Using the records below, locate all lines containing "Финал" and return them.
-- Start RECORDS FOR THIS EXERCISE --
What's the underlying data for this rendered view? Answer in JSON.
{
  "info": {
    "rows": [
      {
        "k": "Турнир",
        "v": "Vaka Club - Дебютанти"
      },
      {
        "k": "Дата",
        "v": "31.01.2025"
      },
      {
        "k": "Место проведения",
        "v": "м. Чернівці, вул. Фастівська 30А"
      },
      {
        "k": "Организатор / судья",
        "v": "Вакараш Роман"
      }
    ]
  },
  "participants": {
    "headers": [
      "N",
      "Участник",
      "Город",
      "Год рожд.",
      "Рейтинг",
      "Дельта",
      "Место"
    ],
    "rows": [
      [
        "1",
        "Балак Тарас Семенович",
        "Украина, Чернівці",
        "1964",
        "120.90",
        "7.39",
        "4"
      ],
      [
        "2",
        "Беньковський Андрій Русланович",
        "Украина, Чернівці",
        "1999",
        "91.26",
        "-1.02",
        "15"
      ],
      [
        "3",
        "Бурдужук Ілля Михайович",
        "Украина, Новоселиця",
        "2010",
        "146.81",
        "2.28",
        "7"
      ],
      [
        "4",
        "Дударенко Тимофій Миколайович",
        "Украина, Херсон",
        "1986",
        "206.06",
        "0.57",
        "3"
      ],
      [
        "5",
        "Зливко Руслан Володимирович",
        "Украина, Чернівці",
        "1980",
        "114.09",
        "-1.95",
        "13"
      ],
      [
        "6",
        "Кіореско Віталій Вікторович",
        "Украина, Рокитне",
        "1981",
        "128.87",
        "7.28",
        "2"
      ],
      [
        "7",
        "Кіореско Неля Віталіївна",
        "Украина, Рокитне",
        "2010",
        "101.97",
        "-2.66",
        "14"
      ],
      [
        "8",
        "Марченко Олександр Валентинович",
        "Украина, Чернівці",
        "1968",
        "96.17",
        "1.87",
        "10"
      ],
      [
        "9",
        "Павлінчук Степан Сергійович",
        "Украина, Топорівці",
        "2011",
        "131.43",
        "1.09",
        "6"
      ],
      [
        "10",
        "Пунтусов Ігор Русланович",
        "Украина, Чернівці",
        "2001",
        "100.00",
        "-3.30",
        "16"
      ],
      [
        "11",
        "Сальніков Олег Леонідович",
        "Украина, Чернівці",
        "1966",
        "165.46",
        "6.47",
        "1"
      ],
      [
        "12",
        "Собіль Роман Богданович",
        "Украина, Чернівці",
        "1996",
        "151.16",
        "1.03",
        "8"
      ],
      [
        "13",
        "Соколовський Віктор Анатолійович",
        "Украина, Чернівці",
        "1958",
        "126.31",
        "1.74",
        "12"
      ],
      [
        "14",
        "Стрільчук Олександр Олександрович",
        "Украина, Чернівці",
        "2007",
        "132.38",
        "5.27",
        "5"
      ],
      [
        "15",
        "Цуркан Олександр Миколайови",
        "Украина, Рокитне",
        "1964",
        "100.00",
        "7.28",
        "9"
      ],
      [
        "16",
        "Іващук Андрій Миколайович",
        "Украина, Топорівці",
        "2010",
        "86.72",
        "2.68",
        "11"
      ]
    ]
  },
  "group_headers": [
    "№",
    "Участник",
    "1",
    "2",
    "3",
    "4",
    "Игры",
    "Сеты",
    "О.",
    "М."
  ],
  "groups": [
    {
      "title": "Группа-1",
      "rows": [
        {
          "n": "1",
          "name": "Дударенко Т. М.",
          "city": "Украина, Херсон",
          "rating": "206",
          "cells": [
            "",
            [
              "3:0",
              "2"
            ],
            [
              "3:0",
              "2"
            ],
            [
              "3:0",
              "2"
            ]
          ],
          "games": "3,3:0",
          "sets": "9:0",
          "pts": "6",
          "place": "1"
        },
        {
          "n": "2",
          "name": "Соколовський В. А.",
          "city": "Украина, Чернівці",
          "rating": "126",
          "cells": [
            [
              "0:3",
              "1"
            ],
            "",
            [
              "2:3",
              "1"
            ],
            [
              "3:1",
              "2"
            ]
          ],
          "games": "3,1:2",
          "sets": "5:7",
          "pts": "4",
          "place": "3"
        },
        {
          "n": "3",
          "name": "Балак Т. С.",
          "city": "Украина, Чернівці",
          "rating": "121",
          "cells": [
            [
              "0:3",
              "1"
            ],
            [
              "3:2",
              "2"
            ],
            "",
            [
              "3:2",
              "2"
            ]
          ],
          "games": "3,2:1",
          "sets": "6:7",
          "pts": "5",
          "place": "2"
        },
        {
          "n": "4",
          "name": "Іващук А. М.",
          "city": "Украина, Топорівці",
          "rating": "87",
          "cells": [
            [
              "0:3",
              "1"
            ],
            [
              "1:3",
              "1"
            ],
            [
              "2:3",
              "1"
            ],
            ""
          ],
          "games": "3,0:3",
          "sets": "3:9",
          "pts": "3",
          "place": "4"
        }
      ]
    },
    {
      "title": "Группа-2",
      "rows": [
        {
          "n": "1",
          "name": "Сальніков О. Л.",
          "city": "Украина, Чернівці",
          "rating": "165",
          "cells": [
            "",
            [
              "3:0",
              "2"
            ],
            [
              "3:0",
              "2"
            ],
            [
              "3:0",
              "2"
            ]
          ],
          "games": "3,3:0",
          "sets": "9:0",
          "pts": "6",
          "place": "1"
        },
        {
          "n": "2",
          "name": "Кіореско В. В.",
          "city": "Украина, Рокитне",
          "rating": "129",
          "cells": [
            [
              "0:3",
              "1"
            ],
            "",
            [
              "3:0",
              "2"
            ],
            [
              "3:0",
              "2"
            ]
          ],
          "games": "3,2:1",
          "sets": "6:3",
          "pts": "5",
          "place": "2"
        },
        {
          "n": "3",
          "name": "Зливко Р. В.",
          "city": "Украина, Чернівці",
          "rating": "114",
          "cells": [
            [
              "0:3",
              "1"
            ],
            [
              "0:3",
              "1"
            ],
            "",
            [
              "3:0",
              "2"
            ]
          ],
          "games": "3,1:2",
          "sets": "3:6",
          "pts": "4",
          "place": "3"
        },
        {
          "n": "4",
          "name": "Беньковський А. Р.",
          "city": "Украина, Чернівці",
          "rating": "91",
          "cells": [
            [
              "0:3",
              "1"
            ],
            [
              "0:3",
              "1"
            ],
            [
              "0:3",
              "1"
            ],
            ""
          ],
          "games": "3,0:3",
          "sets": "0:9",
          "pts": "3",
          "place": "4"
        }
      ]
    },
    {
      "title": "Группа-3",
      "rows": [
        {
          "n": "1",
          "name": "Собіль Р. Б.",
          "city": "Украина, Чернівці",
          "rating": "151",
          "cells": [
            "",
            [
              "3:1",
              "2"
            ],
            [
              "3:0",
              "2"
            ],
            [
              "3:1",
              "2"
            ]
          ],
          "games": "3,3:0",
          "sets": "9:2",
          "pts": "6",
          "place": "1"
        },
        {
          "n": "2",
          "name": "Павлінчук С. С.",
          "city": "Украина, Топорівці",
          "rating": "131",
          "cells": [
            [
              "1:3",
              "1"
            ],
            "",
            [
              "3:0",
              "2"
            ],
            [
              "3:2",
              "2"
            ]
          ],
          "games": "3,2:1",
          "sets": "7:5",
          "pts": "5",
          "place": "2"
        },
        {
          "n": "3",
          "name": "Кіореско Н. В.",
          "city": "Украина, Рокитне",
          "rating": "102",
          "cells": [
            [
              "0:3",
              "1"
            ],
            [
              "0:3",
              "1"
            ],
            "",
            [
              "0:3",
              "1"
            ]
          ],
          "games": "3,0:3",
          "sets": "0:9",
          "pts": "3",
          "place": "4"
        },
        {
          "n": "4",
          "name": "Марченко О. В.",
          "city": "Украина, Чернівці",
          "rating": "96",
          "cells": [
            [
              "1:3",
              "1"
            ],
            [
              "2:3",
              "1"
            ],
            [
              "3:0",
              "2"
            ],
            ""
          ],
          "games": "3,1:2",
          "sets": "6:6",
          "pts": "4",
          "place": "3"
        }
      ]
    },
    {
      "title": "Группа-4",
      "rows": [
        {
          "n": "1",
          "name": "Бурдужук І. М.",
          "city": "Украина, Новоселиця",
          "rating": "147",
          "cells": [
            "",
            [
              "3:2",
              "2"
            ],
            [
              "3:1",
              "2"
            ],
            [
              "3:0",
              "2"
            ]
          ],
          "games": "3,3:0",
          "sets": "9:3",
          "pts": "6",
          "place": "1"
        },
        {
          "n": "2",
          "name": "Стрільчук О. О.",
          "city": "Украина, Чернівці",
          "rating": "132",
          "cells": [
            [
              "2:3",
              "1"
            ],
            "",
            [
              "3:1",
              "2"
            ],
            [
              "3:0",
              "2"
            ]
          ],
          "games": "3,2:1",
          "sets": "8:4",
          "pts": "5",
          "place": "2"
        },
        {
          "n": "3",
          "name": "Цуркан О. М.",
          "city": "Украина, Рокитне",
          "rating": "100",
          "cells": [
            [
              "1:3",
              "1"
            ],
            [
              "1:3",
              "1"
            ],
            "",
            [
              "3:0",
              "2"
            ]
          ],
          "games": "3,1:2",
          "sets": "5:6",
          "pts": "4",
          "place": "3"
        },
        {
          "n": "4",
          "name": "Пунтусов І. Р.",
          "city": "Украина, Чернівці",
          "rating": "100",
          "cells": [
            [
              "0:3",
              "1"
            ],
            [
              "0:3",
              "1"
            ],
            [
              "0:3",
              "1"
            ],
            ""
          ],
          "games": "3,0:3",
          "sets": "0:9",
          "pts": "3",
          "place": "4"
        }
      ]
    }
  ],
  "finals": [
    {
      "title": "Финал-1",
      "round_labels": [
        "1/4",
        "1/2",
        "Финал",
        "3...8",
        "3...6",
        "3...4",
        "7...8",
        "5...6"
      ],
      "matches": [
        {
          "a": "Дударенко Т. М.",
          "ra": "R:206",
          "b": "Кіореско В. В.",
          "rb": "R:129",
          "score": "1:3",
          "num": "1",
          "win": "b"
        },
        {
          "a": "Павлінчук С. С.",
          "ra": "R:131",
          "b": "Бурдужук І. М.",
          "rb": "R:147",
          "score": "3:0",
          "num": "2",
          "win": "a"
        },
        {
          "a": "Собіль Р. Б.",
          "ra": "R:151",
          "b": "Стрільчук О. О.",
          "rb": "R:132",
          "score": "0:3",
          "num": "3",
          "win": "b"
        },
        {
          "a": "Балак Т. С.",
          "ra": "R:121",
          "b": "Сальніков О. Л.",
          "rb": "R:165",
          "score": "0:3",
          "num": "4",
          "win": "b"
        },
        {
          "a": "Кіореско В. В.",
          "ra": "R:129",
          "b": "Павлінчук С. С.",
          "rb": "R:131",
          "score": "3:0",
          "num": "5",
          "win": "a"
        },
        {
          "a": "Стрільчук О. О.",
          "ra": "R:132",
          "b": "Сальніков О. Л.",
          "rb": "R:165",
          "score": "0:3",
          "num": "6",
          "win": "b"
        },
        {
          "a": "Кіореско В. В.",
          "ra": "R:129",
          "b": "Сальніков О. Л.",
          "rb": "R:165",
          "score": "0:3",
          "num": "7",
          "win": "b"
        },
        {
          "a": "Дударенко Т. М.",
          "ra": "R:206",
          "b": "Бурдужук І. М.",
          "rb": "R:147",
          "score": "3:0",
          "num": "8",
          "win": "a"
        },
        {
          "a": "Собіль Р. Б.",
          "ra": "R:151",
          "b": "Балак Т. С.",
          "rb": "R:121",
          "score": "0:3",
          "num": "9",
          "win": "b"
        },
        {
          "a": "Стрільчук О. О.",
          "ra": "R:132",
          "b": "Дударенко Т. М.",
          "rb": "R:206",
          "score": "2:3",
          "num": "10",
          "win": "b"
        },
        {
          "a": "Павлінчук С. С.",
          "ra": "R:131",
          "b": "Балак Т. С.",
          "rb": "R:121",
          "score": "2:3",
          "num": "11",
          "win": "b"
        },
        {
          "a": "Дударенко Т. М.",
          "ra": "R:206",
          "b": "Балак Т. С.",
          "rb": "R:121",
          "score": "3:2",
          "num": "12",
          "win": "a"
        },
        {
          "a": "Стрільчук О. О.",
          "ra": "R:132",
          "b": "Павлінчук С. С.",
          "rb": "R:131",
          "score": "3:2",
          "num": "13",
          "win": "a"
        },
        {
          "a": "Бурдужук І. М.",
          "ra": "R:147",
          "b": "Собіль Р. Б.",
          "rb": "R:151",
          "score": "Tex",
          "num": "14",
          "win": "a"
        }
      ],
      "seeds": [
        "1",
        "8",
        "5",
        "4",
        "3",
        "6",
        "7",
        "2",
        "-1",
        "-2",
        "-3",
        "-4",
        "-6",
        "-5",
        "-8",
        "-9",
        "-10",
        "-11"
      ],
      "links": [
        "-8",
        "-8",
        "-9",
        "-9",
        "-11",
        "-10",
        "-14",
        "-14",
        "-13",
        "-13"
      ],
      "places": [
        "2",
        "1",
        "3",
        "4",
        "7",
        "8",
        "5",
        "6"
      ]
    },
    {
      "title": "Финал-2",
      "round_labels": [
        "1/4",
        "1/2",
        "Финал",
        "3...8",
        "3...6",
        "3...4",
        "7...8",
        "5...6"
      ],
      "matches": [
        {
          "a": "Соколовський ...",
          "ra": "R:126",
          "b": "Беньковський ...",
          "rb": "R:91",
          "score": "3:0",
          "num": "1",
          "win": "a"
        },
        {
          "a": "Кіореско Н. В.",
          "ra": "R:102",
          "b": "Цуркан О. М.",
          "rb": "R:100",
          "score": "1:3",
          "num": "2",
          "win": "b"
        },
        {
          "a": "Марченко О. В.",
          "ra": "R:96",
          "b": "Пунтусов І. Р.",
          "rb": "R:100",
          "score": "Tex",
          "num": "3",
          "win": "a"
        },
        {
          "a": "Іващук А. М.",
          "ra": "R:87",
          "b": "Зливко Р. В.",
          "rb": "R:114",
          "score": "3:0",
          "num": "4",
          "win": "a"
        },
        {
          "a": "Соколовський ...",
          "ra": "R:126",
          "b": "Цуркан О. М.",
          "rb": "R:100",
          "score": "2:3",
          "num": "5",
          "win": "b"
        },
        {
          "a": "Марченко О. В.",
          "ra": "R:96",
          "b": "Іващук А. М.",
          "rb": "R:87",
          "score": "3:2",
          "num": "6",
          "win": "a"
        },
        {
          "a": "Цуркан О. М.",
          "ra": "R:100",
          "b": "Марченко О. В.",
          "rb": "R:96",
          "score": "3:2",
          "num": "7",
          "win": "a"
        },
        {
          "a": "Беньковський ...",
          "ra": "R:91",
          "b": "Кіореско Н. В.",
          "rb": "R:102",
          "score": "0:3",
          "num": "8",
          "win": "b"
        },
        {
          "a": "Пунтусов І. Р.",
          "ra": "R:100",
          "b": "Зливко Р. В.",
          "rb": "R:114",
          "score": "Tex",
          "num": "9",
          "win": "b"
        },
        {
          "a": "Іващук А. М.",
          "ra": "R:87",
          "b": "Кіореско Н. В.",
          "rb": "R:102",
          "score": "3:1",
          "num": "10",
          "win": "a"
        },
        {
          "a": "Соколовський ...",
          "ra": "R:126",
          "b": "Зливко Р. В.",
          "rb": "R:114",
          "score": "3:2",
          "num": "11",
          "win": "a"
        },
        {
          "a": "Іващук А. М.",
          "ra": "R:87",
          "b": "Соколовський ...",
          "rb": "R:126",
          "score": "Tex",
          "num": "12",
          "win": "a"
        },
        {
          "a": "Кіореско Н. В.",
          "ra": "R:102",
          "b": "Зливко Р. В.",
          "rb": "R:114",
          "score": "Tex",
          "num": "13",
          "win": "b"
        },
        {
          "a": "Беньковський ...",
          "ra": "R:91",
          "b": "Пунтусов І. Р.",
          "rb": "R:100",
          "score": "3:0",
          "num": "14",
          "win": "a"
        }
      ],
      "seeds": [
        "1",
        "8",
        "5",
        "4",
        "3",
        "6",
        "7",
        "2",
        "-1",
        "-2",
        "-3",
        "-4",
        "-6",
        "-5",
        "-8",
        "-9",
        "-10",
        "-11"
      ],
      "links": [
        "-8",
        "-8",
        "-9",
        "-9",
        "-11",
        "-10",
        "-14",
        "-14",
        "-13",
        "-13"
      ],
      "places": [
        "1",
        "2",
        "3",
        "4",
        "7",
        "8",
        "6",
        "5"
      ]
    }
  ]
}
-- End RECORDS FOR THIS EXERCISE --
### [SOLUTION]
      "title": "Финал-1",
        "Финал",
      "title": "Финал-2",
        "Финал",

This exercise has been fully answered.